**Goal of the exercise:** Repeat each entry as written, dropping any picture you find.

Figure collection entries:
┄┄┄┄┄┄┄┄┄┄┄┄┄┄┄┄┄┄┄┄

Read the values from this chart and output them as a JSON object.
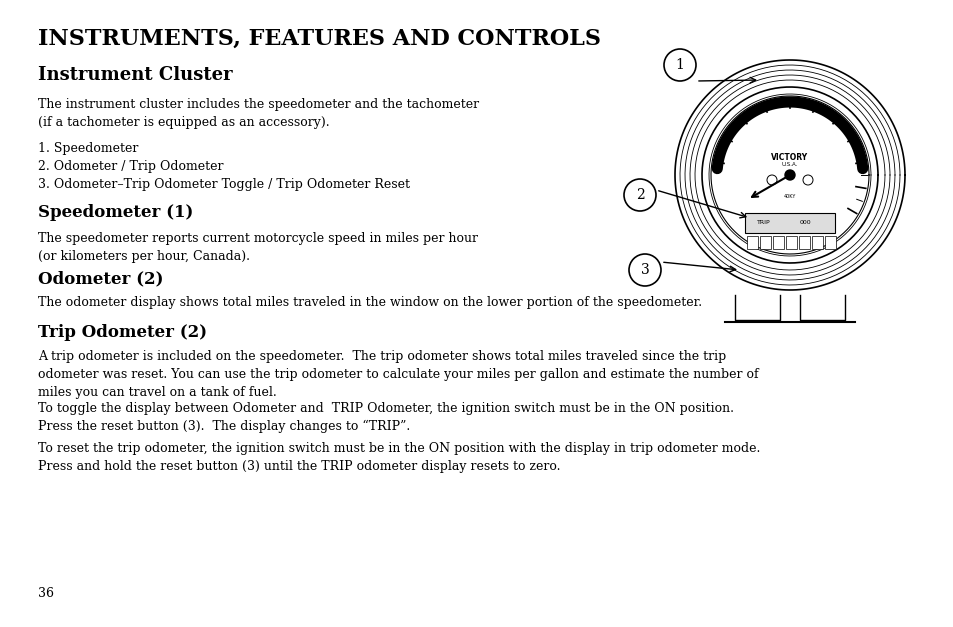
{
  "bg_color": "#ffffff",
  "text_color": "#000000",
  "title": "INSTRUMENTS, FEATURES AND CONTROLS",
  "subtitle": "Instrument Cluster",
  "intro_text": "The instrument cluster includes the speedometer and the tachometer\n(if a tachometer is equipped as an accessory).",
  "list_items": [
    "1. Speedometer",
    "2. Odometer / Trip Odometer",
    "3. Odometer–Trip Odometer Toggle / Trip Odometer Reset"
  ],
  "section1_head": "Speedometer (1)",
  "section1_text": "The speedometer reports current motorcycle speed in miles per hour\n(or kilometers per hour, Canada).",
  "section2_head": "Odometer (2)",
  "section2_text": "The odometer display shows total miles traveled in the window on the lower portion of the speedometer.",
  "section3_head": "Trip Odometer (2)",
  "section3_text1": "A trip odometer is included on the speedometer.  The trip odometer shows total miles traveled since the trip\nodometer was reset. You can use the trip odometer to calculate your miles per gallon and estimate the number of\nmiles you can travel on a tank of fuel.",
  "section3_text2": "To toggle the display between Odometer and  TRIP Odometer, the ignition switch must be in the ON position.\nPress the reset button (3).  The display changes to “TRIP”.",
  "section3_text3": "To reset the trip odometer, the ignition switch must be in the ON position with the display in trip odometer mode.\nPress and hold the reset button (3) until the TRIP odometer display resets to zero.",
  "page_number": "36",
  "font_family": "DejaVu Serif"
}
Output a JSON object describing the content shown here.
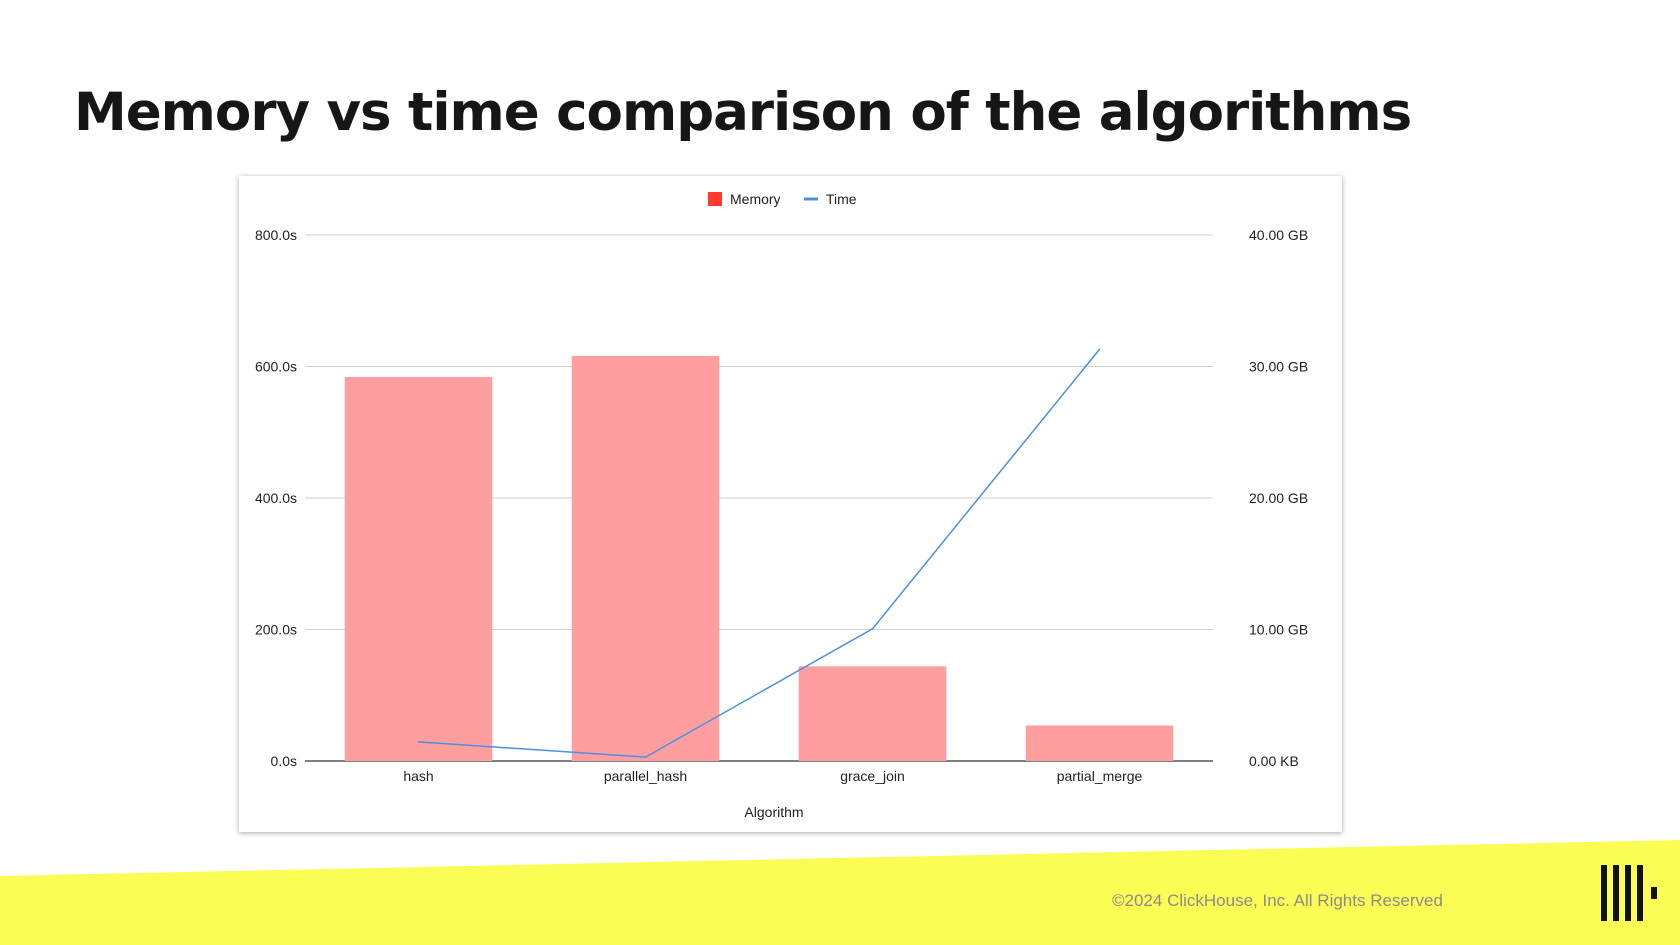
{
  "slide": {
    "title": "Memory vs time comparison of the algorithms",
    "footer": "©2024 ClickHouse, Inc. All Rights Reserved",
    "logo_icon": "clickhouse-logo-icon",
    "band_color": "#fbfd54"
  },
  "chart_data": {
    "type": "bar",
    "title": "",
    "xlabel": "Algorithm",
    "categories": [
      "hash",
      "parallel_hash",
      "grace_join",
      "partial_merge"
    ],
    "series": [
      {
        "name": "Memory",
        "type": "bar",
        "axis": "right",
        "unit": "GB",
        "color": "#ff9e9e",
        "values": [
          29.2,
          30.8,
          7.2,
          2.7
        ]
      },
      {
        "name": "Time",
        "type": "line",
        "axis": "left",
        "unit": "s",
        "color": "#4a90e2",
        "values": [
          29,
          6,
          201,
          626
        ]
      }
    ],
    "left_axis": {
      "ylim": [
        0,
        800
      ],
      "ticks": [
        "800.0s",
        "600.0s",
        "400.0s",
        "200.0s",
        "0.0s"
      ]
    },
    "right_axis": {
      "ylim": [
        0,
        40
      ],
      "ticks": [
        "40.00 GB",
        "30.00 GB",
        "20.00 GB",
        "10.00 GB",
        "0.00 KB"
      ]
    },
    "legend": [
      {
        "label": "Memory",
        "color": "#ff3b30",
        "icon": "square"
      },
      {
        "label": "Time",
        "color": "#4a90e2",
        "icon": "line"
      }
    ],
    "legend_position": "top-center",
    "grid": true
  }
}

┄┄┄┄┄┄┄┄┄┄┄┄┄┄┄┄┄┄┄┄

**Solution below:**
Read the values from this chart and output them as a JSON object.
{
  "bg_color": "#ffffff",
  "text_color": "#000000",
  "title": "INSTRUMENTS, FEATURES AND CONTROLS",
  "subtitle": "Instrument Cluster",
  "intro_text": "The instrument cluster includes the speedometer and the tachometer\n(if a tachometer is equipped as an accessory).",
  "list_items": [
    "1. Speedometer",
    "2. Odometer / Trip Odometer",
    "3. Odometer–Trip Odometer Toggle / Trip Odometer Reset"
  ],
  "section1_head": "Speedometer (1)",
  "section1_text": "The speedometer reports current motorcycle speed in miles per hour\n(or kilometers per hour, Canada).",
  "section2_head": "Odometer (2)",
  "section2_text": "The odometer display shows total miles traveled in the window on the lower portion of the speedometer.",
  "section3_head": "Trip Odometer (2)",
  "section3_text1": "A trip odometer is included on the speedometer.  The trip odometer shows total miles traveled since the trip\nodometer was reset. You can use the trip odometer to calculate your miles per gallon and estimate the number of\nmiles you can travel on a tank of fuel.",
  "section3_text2": "To toggle the display between Odometer and  TRIP Odometer, the ignition switch must be in the ON position.\nPress the reset button (3).  The display changes to “TRIP”.",
  "section3_text3": "To reset the trip odometer, the ignition switch must be in the ON position with the display in trip odometer mode.\nPress and hold the reset button (3) until the TRIP odometer display resets to zero.",
  "page_number": "36",
  "font_family": "DejaVu Serif"
}
Output a JSON object describing the content shown here.
{
  "slide": {
    "title": "Memory vs time comparison of the algorithms",
    "footer": "©2024 ClickHouse, Inc. All Rights Reserved",
    "logo_icon": "clickhouse-logo-icon",
    "band_color": "#fbfd54"
  },
  "chart_data": {
    "type": "bar",
    "title": "",
    "xlabel": "Algorithm",
    "categories": [
      "hash",
      "parallel_hash",
      "grace_join",
      "partial_merge"
    ],
    "series": [
      {
        "name": "Memory",
        "type": "bar",
        "axis": "right",
        "unit": "GB",
        "color": "#ff9e9e",
        "values": [
          29.2,
          30.8,
          7.2,
          2.7
        ]
      },
      {
        "name": "Time",
        "type": "line",
        "axis": "left",
        "unit": "s",
        "color": "#4a90e2",
        "values": [
          29,
          6,
          201,
          626
        ]
      }
    ],
    "left_axis": {
      "ylim": [
        0,
        800
      ],
      "ticks": [
        "800.0s",
        "600.0s",
        "400.0s",
        "200.0s",
        "0.0s"
      ]
    },
    "right_axis": {
      "ylim": [
        0,
        40
      ],
      "ticks": [
        "40.00 GB",
        "30.00 GB",
        "20.00 GB",
        "10.00 GB",
        "0.00 KB"
      ]
    },
    "legend": [
      {
        "label": "Memory",
        "color": "#ff3b30",
        "icon": "square"
      },
      {
        "label": "Time",
        "color": "#4a90e2",
        "icon": "line"
      }
    ],
    "legend_position": "top-center",
    "grid": true
  }
}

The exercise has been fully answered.